◆ YOUR TASK:
Restate every line of the material, word for word.

◆ EXTRACTED DATA:
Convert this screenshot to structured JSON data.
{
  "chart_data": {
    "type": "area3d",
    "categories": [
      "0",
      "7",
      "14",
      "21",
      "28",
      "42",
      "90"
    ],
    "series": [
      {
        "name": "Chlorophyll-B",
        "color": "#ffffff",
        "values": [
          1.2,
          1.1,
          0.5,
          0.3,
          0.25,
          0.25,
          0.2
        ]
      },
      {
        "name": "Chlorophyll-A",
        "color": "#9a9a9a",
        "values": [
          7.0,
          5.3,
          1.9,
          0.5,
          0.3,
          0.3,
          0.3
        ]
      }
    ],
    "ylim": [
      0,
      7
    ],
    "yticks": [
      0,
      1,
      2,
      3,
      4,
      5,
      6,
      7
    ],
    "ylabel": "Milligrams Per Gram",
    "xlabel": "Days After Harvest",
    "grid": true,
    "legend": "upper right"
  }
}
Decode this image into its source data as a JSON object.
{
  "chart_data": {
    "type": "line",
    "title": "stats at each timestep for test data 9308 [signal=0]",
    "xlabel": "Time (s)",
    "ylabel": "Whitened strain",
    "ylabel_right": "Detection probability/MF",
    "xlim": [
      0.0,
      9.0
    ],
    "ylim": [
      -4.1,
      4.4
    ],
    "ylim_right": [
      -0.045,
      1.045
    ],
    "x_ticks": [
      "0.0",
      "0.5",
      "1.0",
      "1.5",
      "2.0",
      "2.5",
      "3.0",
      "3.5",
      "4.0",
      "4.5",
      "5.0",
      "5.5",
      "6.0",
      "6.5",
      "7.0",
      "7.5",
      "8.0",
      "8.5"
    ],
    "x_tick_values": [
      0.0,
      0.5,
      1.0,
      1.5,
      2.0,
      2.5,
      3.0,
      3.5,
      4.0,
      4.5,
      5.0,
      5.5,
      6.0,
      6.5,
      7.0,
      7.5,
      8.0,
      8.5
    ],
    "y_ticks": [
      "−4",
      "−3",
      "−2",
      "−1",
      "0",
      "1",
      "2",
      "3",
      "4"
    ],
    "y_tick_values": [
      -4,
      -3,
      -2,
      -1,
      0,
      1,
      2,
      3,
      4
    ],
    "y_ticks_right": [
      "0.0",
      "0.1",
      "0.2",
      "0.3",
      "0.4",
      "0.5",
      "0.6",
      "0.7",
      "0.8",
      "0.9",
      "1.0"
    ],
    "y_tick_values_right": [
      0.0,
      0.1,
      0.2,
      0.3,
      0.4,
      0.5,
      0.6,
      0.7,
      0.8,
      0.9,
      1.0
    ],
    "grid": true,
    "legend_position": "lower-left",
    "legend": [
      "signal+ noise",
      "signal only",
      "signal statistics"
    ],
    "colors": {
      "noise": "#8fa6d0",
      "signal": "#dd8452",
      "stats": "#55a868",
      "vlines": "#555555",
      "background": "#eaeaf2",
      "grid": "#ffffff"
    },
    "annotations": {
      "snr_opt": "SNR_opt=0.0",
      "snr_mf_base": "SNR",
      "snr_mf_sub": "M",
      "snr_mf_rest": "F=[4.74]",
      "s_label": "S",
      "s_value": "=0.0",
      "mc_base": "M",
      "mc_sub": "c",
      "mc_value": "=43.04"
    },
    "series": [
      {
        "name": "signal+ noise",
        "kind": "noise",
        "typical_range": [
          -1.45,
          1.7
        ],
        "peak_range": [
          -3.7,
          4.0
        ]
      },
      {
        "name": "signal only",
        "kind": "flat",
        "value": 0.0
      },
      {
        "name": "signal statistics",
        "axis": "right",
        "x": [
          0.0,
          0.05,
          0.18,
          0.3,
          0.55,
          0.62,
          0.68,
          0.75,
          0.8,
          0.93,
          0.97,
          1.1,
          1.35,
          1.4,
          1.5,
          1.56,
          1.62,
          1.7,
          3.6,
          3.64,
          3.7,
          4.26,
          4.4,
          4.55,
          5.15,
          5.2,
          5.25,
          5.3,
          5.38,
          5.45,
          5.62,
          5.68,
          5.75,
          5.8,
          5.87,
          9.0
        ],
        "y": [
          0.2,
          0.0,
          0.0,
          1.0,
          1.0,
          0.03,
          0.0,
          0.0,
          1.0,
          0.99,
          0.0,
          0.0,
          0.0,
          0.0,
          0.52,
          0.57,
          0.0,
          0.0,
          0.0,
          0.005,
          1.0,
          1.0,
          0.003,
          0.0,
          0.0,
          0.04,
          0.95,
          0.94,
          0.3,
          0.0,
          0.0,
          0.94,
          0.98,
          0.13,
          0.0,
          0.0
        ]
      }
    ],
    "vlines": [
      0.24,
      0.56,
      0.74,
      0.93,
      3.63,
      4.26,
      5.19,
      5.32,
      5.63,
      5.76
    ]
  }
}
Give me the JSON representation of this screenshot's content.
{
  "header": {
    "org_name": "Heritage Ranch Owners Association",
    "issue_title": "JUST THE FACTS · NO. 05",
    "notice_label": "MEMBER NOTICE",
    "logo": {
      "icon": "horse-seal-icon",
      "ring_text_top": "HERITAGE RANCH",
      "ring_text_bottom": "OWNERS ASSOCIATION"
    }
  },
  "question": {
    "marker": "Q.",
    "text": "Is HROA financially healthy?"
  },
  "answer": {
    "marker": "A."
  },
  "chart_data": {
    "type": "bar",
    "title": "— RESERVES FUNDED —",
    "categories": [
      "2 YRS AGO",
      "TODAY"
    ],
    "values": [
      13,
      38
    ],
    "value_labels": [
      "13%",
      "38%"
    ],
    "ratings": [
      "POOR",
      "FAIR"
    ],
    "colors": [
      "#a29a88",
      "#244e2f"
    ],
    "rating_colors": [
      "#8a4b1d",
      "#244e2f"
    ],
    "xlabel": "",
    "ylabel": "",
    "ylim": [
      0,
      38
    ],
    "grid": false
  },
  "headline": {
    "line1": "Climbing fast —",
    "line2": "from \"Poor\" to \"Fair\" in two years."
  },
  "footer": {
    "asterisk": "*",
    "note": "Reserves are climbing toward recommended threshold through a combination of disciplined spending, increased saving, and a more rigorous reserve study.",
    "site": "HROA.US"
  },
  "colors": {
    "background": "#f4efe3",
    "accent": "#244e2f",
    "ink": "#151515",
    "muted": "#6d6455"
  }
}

◆ ANSWER IN FULL:
Convert this screenshot to structured JSON data.
{
  "chart_data": {
    "type": "area3d",
    "categories": [
      "0",
      "7",
      "14",
      "21",
      "28",
      "42",
      "90"
    ],
    "series": [
      {
        "name": "Chlorophyll-B",
        "color": "#ffffff",
        "values": [
          1.2,
          1.1,
          0.5,
          0.3,
          0.25,
          0.25,
          0.2
        ]
      },
      {
        "name": "Chlorophyll-A",
        "color": "#9a9a9a",
        "values": [
          7.0,
          5.3,
          1.9,
          0.5,
          0.3,
          0.3,
          0.3
        ]
      }
    ],
    "ylim": [
      0,
      7
    ],
    "yticks": [
      0,
      1,
      2,
      3,
      4,
      5,
      6,
      7
    ],
    "ylabel": "Milligrams Per Gram",
    "xlabel": "Days After Harvest",
    "grid": true,
    "legend": "upper right"
  }
}
Decode this image into its source data as a JSON object.
{
  "chart_data": {
    "type": "line",
    "title": "stats at each timestep for test data 9308 [signal=0]",
    "xlabel": "Time (s)",
    "ylabel": "Whitened strain",
    "ylabel_right": "Detection probability/MF",
    "xlim": [
      0.0,
      9.0
    ],
    "ylim": [
      -4.1,
      4.4
    ],
    "ylim_right": [
      -0.045,
      1.045
    ],
    "x_ticks": [
      "0.0",
      "0.5",
      "1.0",
      "1.5",
      "2.0",
      "2.5",
      "3.0",
      "3.5",
      "4.0",
      "4.5",
      "5.0",
      "5.5",
      "6.0",
      "6.5",
      "7.0",
      "7.5",
      "8.0",
      "8.5"
    ],
    "x_tick_values": [
      0.0,
      0.5,
      1.0,
      1.5,
      2.0,
      2.5,
      3.0,
      3.5,
      4.0,
      4.5,
      5.0,
      5.5,
      6.0,
      6.5,
      7.0,
      7.5,
      8.0,
      8.5
    ],
    "y_ticks": [
      "−4",
      "−3",
      "−2",
      "−1",
      "0",
      "1",
      "2",
      "3",
      "4"
    ],
    "y_tick_values": [
      -4,
      -3,
      -2,
      -1,
      0,
      1,
      2,
      3,
      4
    ],
    "y_ticks_right": [
      "0.0",
      "0.1",
      "0.2",
      "0.3",
      "0.4",
      "0.5",
      "0.6",
      "0.7",
      "0.8",
      "0.9",
      "1.0"
    ],
    "y_tick_values_right": [
      0.0,
      0.1,
      0.2,
      0.3,
      0.4,
      0.5,
      0.6,
      0.7,
      0.8,
      0.9,
      1.0
    ],
    "grid": true,
    "legend_position": "lower-left",
    "legend": [
      "signal+ noise",
      "signal only",
      "signal statistics"
    ],
    "colors": {
      "noise": "#8fa6d0",
      "signal": "#dd8452",
      "stats": "#55a868",
      "vlines": "#555555",
      "background": "#eaeaf2",
      "grid": "#ffffff"
    },
    "annotations": {
      "snr_opt": "SNR_opt=0.0",
      "snr_mf_base": "SNR",
      "snr_mf_sub": "M",
      "snr_mf_rest": "F=[4.74]",
      "s_label": "S",
      "s_value": "=0.0",
      "mc_base": "M",
      "mc_sub": "c",
      "mc_value": "=43.04"
    },
    "series": [
      {
        "name": "signal+ noise",
        "kind": "noise",
        "typical_range": [
          -1.45,
          1.7
        ],
        "peak_range": [
          -3.7,
          4.0
        ]
      },
      {
        "name": "signal only",
        "kind": "flat",
        "value": 0.0
      },
      {
        "name": "signal statistics",
        "axis": "right",
        "x": [
          0.0,
          0.05,
          0.18,
          0.3,
          0.55,
          0.62,
          0.68,
          0.75,
          0.8,
          0.93,
          0.97,
          1.1,
          1.35,
          1.4,
          1.5,
          1.56,
          1.62,
          1.7,
          3.6,
          3.64,
          3.7,
          4.26,
          4.4,
          4.55,
          5.15,
          5.2,
          5.25,
          5.3,
          5.38,
          5.45,
          5.62,
          5.68,
          5.75,
          5.8,
          5.87,
          9.0
        ],
        "y": [
          0.2,
          0.0,
          0.0,
          1.0,
          1.0,
          0.03,
          0.0,
          0.0,
          1.0,
          0.99,
          0.0,
          0.0,
          0.0,
          0.0,
          0.52,
          0.57,
          0.0,
          0.0,
          0.0,
          0.005,
          1.0,
          1.0,
          0.003,
          0.0,
          0.0,
          0.04,
          0.95,
          0.94,
          0.3,
          0.0,
          0.0,
          0.94,
          0.98,
          0.13,
          0.0,
          0.0
        ]
      }
    ],
    "vlines": [
      0.24,
      0.56,
      0.74,
      0.93,
      3.63,
      4.26,
      5.19,
      5.32,
      5.63,
      5.76
    ]
  }
}
Give me the JSON representation of this screenshot's content.
{
  "header": {
    "org_name": "Heritage Ranch Owners Association",
    "issue_title": "JUST THE FACTS · NO. 05",
    "notice_label": "MEMBER NOTICE",
    "logo": {
      "icon": "horse-seal-icon",
      "ring_text_top": "HERITAGE RANCH",
      "ring_text_bottom": "OWNERS ASSOCIATION"
    }
  },
  "question": {
    "marker": "Q.",
    "text": "Is HROA financially healthy?"
  },
  "answer": {
    "marker": "A."
  },
  "chart_data": {
    "type": "bar",
    "title": "— RESERVES FUNDED —",
    "categories": [
      "2 YRS AGO",
      "TODAY"
    ],
    "values": [
      13,
      38
    ],
    "value_labels": [
      "13%",
      "38%"
    ],
    "ratings": [
      "POOR",
      "FAIR"
    ],
    "colors": [
      "#a29a88",
      "#244e2f"
    ],
    "rating_colors": [
      "#8a4b1d",
      "#244e2f"
    ],
    "xlabel": "",
    "ylabel": "",
    "ylim": [
      0,
      38
    ],
    "grid": false
  },
  "headline": {
    "line1": "Climbing fast —",
    "line2": "from \"Poor\" to \"Fair\" in two years."
  },
  "footer": {
    "asterisk": "*",
    "note": "Reserves are climbing toward recommended threshold through a combination of disciplined spending, increased saving, and a more rigorous reserve study.",
    "site": "HROA.US"
  },
  "colors": {
    "background": "#f4efe3",
    "accent": "#244e2f",
    "ink": "#151515",
    "muted": "#6d6455"
  }
}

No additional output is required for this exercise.